◆ WHAT IS ASKED:
Pull out every line below containing the word "icon".

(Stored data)

★ ★ ★

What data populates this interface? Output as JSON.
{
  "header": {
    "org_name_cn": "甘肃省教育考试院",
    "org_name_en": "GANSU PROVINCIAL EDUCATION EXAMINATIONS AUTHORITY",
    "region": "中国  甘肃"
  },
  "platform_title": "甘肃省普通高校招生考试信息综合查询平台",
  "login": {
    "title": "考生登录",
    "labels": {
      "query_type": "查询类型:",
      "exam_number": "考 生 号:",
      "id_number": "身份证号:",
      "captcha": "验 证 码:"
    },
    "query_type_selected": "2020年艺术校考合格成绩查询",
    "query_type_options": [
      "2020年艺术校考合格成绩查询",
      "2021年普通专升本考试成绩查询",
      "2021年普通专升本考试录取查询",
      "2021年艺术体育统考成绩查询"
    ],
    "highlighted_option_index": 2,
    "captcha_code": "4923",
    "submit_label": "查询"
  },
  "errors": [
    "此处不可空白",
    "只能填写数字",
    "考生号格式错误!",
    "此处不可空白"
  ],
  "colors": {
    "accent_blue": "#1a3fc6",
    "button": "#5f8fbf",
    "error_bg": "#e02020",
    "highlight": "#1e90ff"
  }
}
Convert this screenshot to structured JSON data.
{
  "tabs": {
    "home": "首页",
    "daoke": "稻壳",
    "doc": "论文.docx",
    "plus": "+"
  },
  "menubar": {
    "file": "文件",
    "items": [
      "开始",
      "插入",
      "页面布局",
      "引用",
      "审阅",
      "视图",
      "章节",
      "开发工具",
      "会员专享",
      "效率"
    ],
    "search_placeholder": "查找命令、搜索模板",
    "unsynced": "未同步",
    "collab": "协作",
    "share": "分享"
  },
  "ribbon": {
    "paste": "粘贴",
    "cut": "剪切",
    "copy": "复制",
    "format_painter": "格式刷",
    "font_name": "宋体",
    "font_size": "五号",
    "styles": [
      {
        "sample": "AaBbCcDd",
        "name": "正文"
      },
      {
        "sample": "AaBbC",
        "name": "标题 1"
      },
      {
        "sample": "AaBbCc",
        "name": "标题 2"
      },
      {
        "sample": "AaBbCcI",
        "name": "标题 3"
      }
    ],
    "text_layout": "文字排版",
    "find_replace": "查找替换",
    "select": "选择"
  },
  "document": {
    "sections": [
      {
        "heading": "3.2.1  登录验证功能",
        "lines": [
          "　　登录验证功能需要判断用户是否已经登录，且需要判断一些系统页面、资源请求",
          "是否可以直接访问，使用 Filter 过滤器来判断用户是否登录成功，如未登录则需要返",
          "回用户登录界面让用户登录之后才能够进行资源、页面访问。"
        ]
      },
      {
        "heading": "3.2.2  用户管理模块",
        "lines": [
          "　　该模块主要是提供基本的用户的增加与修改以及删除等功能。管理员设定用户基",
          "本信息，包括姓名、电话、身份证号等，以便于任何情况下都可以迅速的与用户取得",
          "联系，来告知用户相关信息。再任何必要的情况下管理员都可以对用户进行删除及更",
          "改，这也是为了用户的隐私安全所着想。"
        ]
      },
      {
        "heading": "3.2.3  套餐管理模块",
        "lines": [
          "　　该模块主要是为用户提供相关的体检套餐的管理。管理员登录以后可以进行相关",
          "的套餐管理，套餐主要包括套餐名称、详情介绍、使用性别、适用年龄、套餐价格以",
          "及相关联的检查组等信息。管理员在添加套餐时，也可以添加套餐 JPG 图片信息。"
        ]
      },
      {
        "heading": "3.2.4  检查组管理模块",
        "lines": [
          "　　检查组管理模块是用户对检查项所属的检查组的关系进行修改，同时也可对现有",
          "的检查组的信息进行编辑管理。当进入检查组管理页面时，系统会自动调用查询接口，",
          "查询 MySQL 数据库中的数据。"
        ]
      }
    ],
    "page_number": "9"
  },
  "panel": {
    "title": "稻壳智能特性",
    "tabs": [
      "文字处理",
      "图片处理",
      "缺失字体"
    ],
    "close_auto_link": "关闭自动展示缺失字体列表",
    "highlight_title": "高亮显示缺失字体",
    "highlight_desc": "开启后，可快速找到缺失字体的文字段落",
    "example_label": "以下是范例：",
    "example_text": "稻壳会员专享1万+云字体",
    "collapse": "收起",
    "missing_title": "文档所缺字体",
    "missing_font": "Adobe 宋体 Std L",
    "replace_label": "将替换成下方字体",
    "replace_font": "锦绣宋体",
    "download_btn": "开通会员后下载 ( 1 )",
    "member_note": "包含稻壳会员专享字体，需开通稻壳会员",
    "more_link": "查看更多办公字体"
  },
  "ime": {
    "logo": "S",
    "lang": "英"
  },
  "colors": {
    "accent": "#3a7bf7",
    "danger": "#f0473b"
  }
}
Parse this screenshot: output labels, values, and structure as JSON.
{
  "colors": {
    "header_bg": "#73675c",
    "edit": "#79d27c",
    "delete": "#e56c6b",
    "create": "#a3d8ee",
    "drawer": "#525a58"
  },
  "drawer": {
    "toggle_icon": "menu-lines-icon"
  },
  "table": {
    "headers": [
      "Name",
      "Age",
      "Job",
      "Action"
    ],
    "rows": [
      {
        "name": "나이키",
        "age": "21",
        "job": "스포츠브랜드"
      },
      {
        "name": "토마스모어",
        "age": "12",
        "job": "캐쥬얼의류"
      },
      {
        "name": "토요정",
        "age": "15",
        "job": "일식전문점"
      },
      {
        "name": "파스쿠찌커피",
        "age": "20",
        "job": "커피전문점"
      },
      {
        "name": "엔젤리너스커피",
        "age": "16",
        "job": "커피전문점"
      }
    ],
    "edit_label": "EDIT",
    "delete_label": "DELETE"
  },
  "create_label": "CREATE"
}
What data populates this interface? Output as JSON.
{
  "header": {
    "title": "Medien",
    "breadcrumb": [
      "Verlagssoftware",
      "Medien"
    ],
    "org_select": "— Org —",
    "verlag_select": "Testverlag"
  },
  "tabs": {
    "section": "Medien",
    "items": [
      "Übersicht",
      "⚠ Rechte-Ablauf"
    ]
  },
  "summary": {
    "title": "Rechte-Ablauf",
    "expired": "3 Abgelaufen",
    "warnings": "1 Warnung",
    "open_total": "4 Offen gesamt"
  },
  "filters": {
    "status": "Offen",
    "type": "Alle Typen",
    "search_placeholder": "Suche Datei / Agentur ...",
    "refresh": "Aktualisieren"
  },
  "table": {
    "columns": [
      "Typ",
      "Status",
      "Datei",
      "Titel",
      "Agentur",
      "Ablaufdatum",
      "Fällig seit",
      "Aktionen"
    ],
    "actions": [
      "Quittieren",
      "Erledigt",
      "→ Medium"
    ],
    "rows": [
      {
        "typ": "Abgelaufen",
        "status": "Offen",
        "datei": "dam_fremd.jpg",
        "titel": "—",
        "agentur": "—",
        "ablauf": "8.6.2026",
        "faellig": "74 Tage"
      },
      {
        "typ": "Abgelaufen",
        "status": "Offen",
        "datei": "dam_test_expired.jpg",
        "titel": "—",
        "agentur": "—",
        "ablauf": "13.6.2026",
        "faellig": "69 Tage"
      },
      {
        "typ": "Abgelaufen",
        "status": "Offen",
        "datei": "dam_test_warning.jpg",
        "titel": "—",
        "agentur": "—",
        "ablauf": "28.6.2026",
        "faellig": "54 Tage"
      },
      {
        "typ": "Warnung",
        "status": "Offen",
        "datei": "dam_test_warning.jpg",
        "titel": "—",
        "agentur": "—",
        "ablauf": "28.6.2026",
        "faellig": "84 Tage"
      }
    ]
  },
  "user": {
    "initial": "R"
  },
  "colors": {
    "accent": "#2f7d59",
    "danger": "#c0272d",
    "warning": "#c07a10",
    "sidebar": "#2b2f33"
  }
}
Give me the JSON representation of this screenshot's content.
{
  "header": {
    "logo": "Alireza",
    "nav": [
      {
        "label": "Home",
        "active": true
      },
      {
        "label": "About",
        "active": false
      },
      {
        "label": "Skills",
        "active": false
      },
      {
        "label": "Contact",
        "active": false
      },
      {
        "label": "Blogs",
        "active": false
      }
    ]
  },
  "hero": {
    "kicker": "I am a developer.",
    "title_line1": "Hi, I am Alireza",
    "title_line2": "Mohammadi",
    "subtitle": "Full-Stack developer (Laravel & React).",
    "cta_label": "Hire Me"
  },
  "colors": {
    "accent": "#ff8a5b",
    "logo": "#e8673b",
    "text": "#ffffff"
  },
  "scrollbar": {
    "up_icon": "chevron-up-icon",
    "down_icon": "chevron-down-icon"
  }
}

★ ★ ★

◆ EXPECTED OUTPUT:
    "toggle_icon": "menu-lines-icon"
    "up_icon": "chevron-up-icon",
    "down_icon": "chevron-down-icon"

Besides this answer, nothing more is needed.